▸ Short task
Could you give the data below again, exactly and completely?

▸ Supplied data
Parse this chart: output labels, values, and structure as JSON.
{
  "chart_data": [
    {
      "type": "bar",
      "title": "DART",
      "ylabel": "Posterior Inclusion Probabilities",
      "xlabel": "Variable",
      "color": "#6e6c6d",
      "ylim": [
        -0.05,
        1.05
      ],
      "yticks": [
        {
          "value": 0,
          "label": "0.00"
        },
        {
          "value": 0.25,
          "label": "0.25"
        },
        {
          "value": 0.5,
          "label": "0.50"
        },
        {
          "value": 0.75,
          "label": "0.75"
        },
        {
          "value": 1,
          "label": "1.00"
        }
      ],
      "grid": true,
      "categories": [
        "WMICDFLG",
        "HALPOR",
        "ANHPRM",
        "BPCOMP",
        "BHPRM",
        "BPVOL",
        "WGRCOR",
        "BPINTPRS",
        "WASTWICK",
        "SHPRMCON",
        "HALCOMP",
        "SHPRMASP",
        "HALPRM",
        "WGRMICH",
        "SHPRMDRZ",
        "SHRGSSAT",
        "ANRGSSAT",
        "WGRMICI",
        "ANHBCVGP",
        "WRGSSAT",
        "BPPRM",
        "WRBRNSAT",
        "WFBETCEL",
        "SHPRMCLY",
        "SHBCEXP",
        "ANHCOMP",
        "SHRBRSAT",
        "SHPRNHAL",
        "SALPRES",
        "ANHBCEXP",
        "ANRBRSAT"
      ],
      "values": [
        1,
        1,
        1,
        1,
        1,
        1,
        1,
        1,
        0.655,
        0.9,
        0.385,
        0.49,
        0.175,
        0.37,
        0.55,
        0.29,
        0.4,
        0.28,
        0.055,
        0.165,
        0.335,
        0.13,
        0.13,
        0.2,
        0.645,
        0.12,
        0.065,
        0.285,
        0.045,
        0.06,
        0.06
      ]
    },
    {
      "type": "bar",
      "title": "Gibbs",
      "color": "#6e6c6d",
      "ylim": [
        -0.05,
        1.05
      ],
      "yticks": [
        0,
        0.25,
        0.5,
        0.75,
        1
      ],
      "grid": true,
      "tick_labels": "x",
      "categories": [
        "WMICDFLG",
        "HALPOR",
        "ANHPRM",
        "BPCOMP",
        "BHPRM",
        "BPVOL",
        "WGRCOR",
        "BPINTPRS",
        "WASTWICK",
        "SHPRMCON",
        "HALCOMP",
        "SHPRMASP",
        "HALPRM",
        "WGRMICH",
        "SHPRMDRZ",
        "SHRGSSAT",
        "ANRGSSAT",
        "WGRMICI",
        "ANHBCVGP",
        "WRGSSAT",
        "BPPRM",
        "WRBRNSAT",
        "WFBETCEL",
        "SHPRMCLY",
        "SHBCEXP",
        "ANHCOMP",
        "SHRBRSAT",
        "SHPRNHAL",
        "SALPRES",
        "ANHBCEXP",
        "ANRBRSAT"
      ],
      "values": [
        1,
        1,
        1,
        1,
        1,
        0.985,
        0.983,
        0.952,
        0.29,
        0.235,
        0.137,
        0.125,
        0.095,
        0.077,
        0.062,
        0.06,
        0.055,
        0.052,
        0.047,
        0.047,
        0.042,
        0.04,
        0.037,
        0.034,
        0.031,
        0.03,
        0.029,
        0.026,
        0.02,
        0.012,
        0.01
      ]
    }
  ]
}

▸ Problem solution
Parse this chart: output labels, values, and structure as JSON.
{
  "chart_data": [
    {
      "type": "bar",
      "title": "DART",
      "ylabel": "Posterior Inclusion Probabilities",
      "xlabel": "Variable",
      "color": "#6e6c6d",
      "ylim": [
        -0.05,
        1.05
      ],
      "yticks": [
        {
          "value": 0,
          "label": "0.00"
        },
        {
          "value": 0.25,
          "label": "0.25"
        },
        {
          "value": 0.5,
          "label": "0.50"
        },
        {
          "value": 0.75,
          "label": "0.75"
        },
        {
          "value": 1,
          "label": "1.00"
        }
      ],
      "grid": true,
      "categories": [
        "WMICDFLG",
        "HALPOR",
        "ANHPRM",
        "BPCOMP",
        "BHPRM",
        "BPVOL",
        "WGRCOR",
        "BPINTPRS",
        "WASTWICK",
        "SHPRMCON",
        "HALCOMP",
        "SHPRMASP",
        "HALPRM",
        "WGRMICH",
        "SHPRMDRZ",
        "SHRGSSAT",
        "ANRGSSAT",
        "WGRMICI",
        "ANHBCVGP",
        "WRGSSAT",
        "BPPRM",
        "WRBRNSAT",
        "WFBETCEL",
        "SHPRMCLY",
        "SHBCEXP",
        "ANHCOMP",
        "SHRBRSAT",
        "SHPRNHAL",
        "SALPRES",
        "ANHBCEXP",
        "ANRBRSAT"
      ],
      "values": [
        1,
        1,
        1,
        1,
        1,
        1,
        1,
        1,
        0.655,
        0.9,
        0.385,
        0.49,
        0.175,
        0.37,
        0.55,
        0.29,
        0.4,
        0.28,
        0.055,
        0.165,
        0.335,
        0.13,
        0.13,
        0.2,
        0.645,
        0.12,
        0.065,
        0.285,
        0.045,
        0.06,
        0.06
      ]
    },
    {
      "type": "bar",
      "title": "Gibbs",
      "color": "#6e6c6d",
      "ylim": [
        -0.05,
        1.05
      ],
      "yticks": [
        0,
        0.25,
        0.5,
        0.75,
        1
      ],
      "grid": true,
      "tick_labels": "x",
      "categories": [
        "WMICDFLG",
        "HALPOR",
        "ANHPRM",
        "BPCOMP",
        "BHPRM",
        "BPVOL",
        "WGRCOR",
        "BPINTPRS",
        "WASTWICK",
        "SHPRMCON",
        "HALCOMP",
        "SHPRMASP",
        "HALPRM",
        "WGRMICH",
        "SHPRMDRZ",
        "SHRGSSAT",
        "ANRGSSAT",
        "WGRMICI",
        "ANHBCVGP",
        "WRGSSAT",
        "BPPRM",
        "WRBRNSAT",
        "WFBETCEL",
        "SHPRMCLY",
        "SHBCEXP",
        "ANHCOMP",
        "SHRBRSAT",
        "SHPRNHAL",
        "SALPRES",
        "ANHBCEXP",
        "ANRBRSAT"
      ],
      "values": [
        1,
        1,
        1,
        1,
        1,
        0.985,
        0.983,
        0.952,
        0.29,
        0.235,
        0.137,
        0.125,
        0.095,
        0.077,
        0.062,
        0.06,
        0.055,
        0.052,
        0.047,
        0.047,
        0.042,
        0.04,
        0.037,
        0.034,
        0.031,
        0.03,
        0.029,
        0.026,
        0.02,
        0.012,
        0.01
      ]
    }
  ]
}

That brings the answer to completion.